● Task to complete: Produce a verbatim copy of the entries listed below.

════

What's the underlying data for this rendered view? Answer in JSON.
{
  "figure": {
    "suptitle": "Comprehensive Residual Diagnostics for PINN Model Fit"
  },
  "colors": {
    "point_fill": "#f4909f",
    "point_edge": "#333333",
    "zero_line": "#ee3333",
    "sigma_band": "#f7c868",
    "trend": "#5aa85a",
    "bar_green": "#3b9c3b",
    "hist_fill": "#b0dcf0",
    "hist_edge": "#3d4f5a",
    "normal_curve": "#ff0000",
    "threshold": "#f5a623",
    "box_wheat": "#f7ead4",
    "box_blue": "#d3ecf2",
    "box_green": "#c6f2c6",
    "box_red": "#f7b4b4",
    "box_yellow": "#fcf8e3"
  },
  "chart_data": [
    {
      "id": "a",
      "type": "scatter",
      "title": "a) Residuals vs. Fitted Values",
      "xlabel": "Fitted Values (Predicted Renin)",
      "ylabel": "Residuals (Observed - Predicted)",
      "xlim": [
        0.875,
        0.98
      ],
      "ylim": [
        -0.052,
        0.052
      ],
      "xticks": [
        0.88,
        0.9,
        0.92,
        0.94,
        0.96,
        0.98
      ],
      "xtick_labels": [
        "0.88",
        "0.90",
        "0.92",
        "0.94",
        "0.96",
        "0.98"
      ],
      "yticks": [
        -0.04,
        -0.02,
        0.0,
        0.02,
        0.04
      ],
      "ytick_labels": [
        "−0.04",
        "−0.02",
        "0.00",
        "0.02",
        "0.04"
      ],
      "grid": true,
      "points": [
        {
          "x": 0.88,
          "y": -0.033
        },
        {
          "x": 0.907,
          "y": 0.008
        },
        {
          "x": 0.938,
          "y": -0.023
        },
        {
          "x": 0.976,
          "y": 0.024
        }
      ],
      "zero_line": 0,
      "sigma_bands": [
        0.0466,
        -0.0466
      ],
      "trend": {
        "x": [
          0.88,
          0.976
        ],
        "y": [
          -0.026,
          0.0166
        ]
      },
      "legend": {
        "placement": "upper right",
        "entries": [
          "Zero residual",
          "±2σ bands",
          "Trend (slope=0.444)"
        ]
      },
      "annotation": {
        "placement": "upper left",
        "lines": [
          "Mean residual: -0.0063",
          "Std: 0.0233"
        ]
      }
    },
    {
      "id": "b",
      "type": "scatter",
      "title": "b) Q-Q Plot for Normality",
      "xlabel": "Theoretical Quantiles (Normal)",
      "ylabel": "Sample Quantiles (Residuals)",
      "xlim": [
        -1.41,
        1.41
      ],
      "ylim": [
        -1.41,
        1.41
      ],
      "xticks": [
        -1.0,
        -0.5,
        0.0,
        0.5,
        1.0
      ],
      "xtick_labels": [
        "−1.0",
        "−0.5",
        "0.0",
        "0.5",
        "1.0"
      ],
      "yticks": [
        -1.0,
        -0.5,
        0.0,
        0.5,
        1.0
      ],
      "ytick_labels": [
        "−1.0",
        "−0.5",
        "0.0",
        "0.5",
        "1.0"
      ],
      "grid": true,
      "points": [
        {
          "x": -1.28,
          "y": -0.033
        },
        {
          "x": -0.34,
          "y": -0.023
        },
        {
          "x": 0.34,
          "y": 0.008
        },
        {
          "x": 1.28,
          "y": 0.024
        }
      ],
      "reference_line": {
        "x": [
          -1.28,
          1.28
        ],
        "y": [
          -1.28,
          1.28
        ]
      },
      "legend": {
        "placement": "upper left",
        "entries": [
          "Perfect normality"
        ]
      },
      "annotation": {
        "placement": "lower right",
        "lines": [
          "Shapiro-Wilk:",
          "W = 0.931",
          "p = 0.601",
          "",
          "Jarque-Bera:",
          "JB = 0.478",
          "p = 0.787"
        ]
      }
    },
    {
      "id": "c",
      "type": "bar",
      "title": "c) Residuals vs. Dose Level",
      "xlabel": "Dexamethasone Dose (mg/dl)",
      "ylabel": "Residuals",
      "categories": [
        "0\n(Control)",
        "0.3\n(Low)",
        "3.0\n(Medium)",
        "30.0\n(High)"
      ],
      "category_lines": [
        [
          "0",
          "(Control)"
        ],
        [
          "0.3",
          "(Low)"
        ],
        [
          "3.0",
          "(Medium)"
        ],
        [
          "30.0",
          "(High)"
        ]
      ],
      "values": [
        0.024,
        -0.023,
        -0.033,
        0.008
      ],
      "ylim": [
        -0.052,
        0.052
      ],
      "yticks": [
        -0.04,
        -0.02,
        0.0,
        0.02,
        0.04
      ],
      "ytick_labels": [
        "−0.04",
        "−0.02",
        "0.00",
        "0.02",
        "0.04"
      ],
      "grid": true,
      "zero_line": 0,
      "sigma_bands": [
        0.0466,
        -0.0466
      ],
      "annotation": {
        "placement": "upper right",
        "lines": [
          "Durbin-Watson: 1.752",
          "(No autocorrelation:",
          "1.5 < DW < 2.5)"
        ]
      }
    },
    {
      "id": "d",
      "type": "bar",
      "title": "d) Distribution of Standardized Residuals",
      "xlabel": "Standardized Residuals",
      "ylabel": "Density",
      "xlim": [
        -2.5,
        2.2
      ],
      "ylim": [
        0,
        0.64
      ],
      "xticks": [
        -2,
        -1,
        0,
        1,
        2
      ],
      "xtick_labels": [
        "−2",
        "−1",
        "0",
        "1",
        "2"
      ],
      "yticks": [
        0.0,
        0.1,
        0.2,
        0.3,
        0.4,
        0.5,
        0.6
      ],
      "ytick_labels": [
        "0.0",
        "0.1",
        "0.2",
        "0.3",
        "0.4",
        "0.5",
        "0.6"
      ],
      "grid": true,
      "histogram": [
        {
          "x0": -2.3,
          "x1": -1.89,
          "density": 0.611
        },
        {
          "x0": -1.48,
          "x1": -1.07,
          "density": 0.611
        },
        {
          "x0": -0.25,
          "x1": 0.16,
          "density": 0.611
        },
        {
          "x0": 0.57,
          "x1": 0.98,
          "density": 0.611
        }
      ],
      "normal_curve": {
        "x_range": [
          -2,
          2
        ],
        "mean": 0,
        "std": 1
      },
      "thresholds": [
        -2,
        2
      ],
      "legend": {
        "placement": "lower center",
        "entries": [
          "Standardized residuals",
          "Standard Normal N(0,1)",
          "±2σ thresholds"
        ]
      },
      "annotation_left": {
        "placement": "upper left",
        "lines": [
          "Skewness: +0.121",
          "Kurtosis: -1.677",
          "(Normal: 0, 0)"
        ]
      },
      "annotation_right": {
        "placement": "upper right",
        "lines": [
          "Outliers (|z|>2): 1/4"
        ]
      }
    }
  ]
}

════

● Solution to this exercise:
What's the underlying data for this rendered view? Answer in JSON.
{
  "figure": {
    "suptitle": "Comprehensive Residual Diagnostics for PINN Model Fit"
  },
  "colors": {
    "point_fill": "#f4909f",
    "point_edge": "#333333",
    "zero_line": "#ee3333",
    "sigma_band": "#f7c868",
    "trend": "#5aa85a",
    "bar_green": "#3b9c3b",
    "hist_fill": "#b0dcf0",
    "hist_edge": "#3d4f5a",
    "normal_curve": "#ff0000",
    "threshold": "#f5a623",
    "box_wheat": "#f7ead4",
    "box_blue": "#d3ecf2",
    "box_green": "#c6f2c6",
    "box_red": "#f7b4b4",
    "box_yellow": "#fcf8e3"
  },
  "chart_data": [
    {
      "id": "a",
      "type": "scatter",
      "title": "a) Residuals vs. Fitted Values",
      "xlabel": "Fitted Values (Predicted Renin)",
      "ylabel": "Residuals (Observed - Predicted)",
      "xlim": [
        0.875,
        0.98
      ],
      "ylim": [
        -0.052,
        0.052
      ],
      "xticks": [
        0.88,
        0.9,
        0.92,
        0.94,
        0.96,
        0.98
      ],
      "xtick_labels": [
        "0.88",
        "0.90",
        "0.92",
        "0.94",
        "0.96",
        "0.98"
      ],
      "yticks": [
        -0.04,
        -0.02,
        0.0,
        0.02,
        0.04
      ],
      "ytick_labels": [
        "−0.04",
        "−0.02",
        "0.00",
        "0.02",
        "0.04"
      ],
      "grid": true,
      "points": [
        {
          "x": 0.88,
          "y": -0.033
        },
        {
          "x": 0.907,
          "y": 0.008
        },
        {
          "x": 0.938,
          "y": -0.023
        },
        {
          "x": 0.976,
          "y": 0.024
        }
      ],
      "zero_line": 0,
      "sigma_bands": [
        0.0466,
        -0.0466
      ],
      "trend": {
        "x": [
          0.88,
          0.976
        ],
        "y": [
          -0.026,
          0.0166
        ]
      },
      "legend": {
        "placement": "upper right",
        "entries": [
          "Zero residual",
          "±2σ bands",
          "Trend (slope=0.444)"
        ]
      },
      "annotation": {
        "placement": "upper left",
        "lines": [
          "Mean residual: -0.0063",
          "Std: 0.0233"
        ]
      }
    },
    {
      "id": "b",
      "type": "scatter",
      "title": "b) Q-Q Plot for Normality",
      "xlabel": "Theoretical Quantiles (Normal)",
      "ylabel": "Sample Quantiles (Residuals)",
      "xlim": [
        -1.41,
        1.41
      ],
      "ylim": [
        -1.41,
        1.41
      ],
      "xticks": [
        -1.0,
        -0.5,
        0.0,
        0.5,
        1.0
      ],
      "xtick_labels": [
        "−1.0",
        "−0.5",
        "0.0",
        "0.5",
        "1.0"
      ],
      "yticks": [
        -1.0,
        -0.5,
        0.0,
        0.5,
        1.0
      ],
      "ytick_labels": [
        "−1.0",
        "−0.5",
        "0.0",
        "0.5",
        "1.0"
      ],
      "grid": true,
      "points": [
        {
          "x": -1.28,
          "y": -0.033
        },
        {
          "x": -0.34,
          "y": -0.023
        },
        {
          "x": 0.34,
          "y": 0.008
        },
        {
          "x": 1.28,
          "y": 0.024
        }
      ],
      "reference_line": {
        "x": [
          -1.28,
          1.28
        ],
        "y": [
          -1.28,
          1.28
        ]
      },
      "legend": {
        "placement": "upper left",
        "entries": [
          "Perfect normality"
        ]
      },
      "annotation": {
        "placement": "lower right",
        "lines": [
          "Shapiro-Wilk:",
          "W = 0.931",
          "p = 0.601",
          "",
          "Jarque-Bera:",
          "JB = 0.478",
          "p = 0.787"
        ]
      }
    },
    {
      "id": "c",
      "type": "bar",
      "title": "c) Residuals vs. Dose Level",
      "xlabel": "Dexamethasone Dose (mg/dl)",
      "ylabel": "Residuals",
      "categories": [
        "0\n(Control)",
        "0.3\n(Low)",
        "3.0\n(Medium)",
        "30.0\n(High)"
      ],
      "category_lines": [
        [
          "0",
          "(Control)"
        ],
        [
          "0.3",
          "(Low)"
        ],
        [
          "3.0",
          "(Medium)"
        ],
        [
          "30.0",
          "(High)"
        ]
      ],
      "values": [
        0.024,
        -0.023,
        -0.033,
        0.008
      ],
      "ylim": [
        -0.052,
        0.052
      ],
      "yticks": [
        -0.04,
        -0.02,
        0.0,
        0.02,
        0.04
      ],
      "ytick_labels": [
        "−0.04",
        "−0.02",
        "0.00",
        "0.02",
        "0.04"
      ],
      "grid": true,
      "zero_line": 0,
      "sigma_bands": [
        0.0466,
        -0.0466
      ],
      "annotation": {
        "placement": "upper right",
        "lines": [
          "Durbin-Watson: 1.752",
          "(No autocorrelation:",
          "1.5 < DW < 2.5)"
        ]
      }
    },
    {
      "id": "d",
      "type": "bar",
      "title": "d) Distribution of Standardized Residuals",
      "xlabel": "Standardized Residuals",
      "ylabel": "Density",
      "xlim": [
        -2.5,
        2.2
      ],
      "ylim": [
        0,
        0.64
      ],
      "xticks": [
        -2,
        -1,
        0,
        1,
        2
      ],
      "xtick_labels": [
        "−2",
        "−1",
        "0",
        "1",
        "2"
      ],
      "yticks": [
        0.0,
        0.1,
        0.2,
        0.3,
        0.4,
        0.5,
        0.6
      ],
      "ytick_labels": [
        "0.0",
        "0.1",
        "0.2",
        "0.3",
        "0.4",
        "0.5",
        "0.6"
      ],
      "grid": true,
      "histogram": [
        {
          "x0": -2.3,
          "x1": -1.89,
          "density": 0.611
        },
        {
          "x0": -1.48,
          "x1": -1.07,
          "density": 0.611
        },
        {
          "x0": -0.25,
          "x1": 0.16,
          "density": 0.611
        },
        {
          "x0": 0.57,
          "x1": 0.98,
          "density": 0.611
        }
      ],
      "normal_curve": {
        "x_range": [
          -2,
          2
        ],
        "mean": 0,
        "std": 1
      },
      "thresholds": [
        -2,
        2
      ],
      "legend": {
        "placement": "lower center",
        "entries": [
          "Standardized residuals",
          "Standard Normal N(0,1)",
          "±2σ thresholds"
        ]
      },
      "annotation_left": {
        "placement": "upper left",
        "lines": [
          "Skewness: +0.121",
          "Kurtosis: -1.677",
          "(Normal: 0, 0)"
        ]
      },
      "annotation_right": {
        "placement": "upper right",
        "lines": [
          "Outliers (|z|>2): 1/4"
        ]
      }
    }
  ]
}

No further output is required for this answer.